╭─ Records supplied

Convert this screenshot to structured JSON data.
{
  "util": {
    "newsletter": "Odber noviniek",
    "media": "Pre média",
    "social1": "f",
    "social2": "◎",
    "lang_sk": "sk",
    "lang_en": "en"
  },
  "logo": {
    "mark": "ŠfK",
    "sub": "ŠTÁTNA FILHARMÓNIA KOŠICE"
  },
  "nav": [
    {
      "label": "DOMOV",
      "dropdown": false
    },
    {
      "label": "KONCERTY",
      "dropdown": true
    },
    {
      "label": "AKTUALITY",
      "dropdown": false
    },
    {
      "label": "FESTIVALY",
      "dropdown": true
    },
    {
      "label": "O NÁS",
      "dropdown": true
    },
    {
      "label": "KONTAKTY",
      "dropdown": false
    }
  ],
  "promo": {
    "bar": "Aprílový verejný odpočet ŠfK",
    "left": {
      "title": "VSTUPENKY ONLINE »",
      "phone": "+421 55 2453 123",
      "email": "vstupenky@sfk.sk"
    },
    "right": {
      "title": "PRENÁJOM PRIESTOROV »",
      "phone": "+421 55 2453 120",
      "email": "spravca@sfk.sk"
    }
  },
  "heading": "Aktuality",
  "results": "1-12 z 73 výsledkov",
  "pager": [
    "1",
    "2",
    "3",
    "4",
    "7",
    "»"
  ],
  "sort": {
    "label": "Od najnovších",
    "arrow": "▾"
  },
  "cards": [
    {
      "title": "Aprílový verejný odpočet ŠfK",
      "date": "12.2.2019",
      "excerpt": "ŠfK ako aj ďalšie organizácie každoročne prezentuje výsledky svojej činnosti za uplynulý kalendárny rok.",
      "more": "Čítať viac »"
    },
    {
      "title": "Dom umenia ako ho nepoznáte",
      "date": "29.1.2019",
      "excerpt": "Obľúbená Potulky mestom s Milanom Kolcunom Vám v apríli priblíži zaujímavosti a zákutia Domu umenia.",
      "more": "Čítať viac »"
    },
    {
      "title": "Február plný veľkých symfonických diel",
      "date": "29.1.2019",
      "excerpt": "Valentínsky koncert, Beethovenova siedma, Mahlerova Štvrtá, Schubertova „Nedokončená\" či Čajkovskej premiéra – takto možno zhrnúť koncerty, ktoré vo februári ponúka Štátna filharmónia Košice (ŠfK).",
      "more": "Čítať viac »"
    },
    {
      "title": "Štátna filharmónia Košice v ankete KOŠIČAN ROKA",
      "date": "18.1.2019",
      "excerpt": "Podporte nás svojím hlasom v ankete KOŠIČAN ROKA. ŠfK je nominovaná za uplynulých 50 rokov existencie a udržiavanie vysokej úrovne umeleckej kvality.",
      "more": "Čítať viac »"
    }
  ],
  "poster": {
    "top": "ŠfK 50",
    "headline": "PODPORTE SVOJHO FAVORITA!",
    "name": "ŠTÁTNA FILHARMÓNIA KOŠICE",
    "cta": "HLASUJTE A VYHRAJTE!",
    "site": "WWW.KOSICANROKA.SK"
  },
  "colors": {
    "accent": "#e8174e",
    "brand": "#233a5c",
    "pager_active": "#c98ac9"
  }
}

╰─

* [Aim of the task]: All of the data needs to be printed once more, exactly.

* [Written solution]:
Convert this screenshot to structured JSON data.
{
  "util": {
    "newsletter": "Odber noviniek",
    "media": "Pre média",
    "social1": "f",
    "social2": "◎",
    "lang_sk": "sk",
    "lang_en": "en"
  },
  "logo": {
    "mark": "ŠfK",
    "sub": "ŠTÁTNA FILHARMÓNIA KOŠICE"
  },
  "nav": [
    {
      "label": "DOMOV",
      "dropdown": false
    },
    {
      "label": "KONCERTY",
      "dropdown": true
    },
    {
      "label": "AKTUALITY",
      "dropdown": false
    },
    {
      "label": "FESTIVALY",
      "dropdown": true
    },
    {
      "label": "O NÁS",
      "dropdown": true
    },
    {
      "label": "KONTAKTY",
      "dropdown": false
    }
  ],
  "promo": {
    "bar": "Aprílový verejný odpočet ŠfK",
    "left": {
      "title": "VSTUPENKY ONLINE »",
      "phone": "+421 55 2453 123",
      "email": "vstupenky@sfk.sk"
    },
    "right": {
      "title": "PRENÁJOM PRIESTOROV »",
      "phone": "+421 55 2453 120",
      "email": "spravca@sfk.sk"
    }
  },
  "heading": "Aktuality",
  "results": "1-12 z 73 výsledkov",
  "pager": [
    "1",
    "2",
    "3",
    "4",
    "7",
    "»"
  ],
  "sort": {
    "label": "Od najnovších",
    "arrow": "▾"
  },
  "cards": [
    {
      "title": "Aprílový verejný odpočet ŠfK",
      "date": "12.2.2019",
      "excerpt": "ŠfK ako aj ďalšie organizácie každoročne prezentuje výsledky svojej činnosti za uplynulý kalendárny rok.",
      "more": "Čítať viac »"
    },
    {
      "title": "Dom umenia ako ho nepoznáte",
      "date": "29.1.2019",
      "excerpt": "Obľúbená Potulky mestom s Milanom Kolcunom Vám v apríli priblíži zaujímavosti a zákutia Domu umenia.",
      "more": "Čítať viac »"
    },
    {
      "title": "Február plný veľkých symfonických diel",
      "date": "29.1.2019",
      "excerpt": "Valentínsky koncert, Beethovenova siedma, Mahlerova Štvrtá, Schubertova „Nedokončená\" či Čajkovskej premiéra – takto možno zhrnúť koncerty, ktoré vo februári ponúka Štátna filharmónia Košice (ŠfK).",
      "more": "Čítať viac »"
    },
    {
      "title": "Štátna filharmónia Košice v ankete KOŠIČAN ROKA",
      "date": "18.1.2019",
      "excerpt": "Podporte nás svojím hlasom v ankete KOŠIČAN ROKA. ŠfK je nominovaná za uplynulých 50 rokov existencie a udržiavanie vysokej úrovne umeleckej kvality.",
      "more": "Čítať viac »"
    }
  ],
  "poster": {
    "top": "ŠfK 50",
    "headline": "PODPORTE SVOJHO FAVORITA!",
    "name": "ŠTÁTNA FILHARMÓNIA KOŠICE",
    "cta": "HLASUJTE A VYHRAJTE!",
    "site": "WWW.KOSICANROKA.SK"
  },
  "colors": {
    "accent": "#e8174e",
    "brand": "#233a5c",
    "pager_active": "#c98ac9"
  }
}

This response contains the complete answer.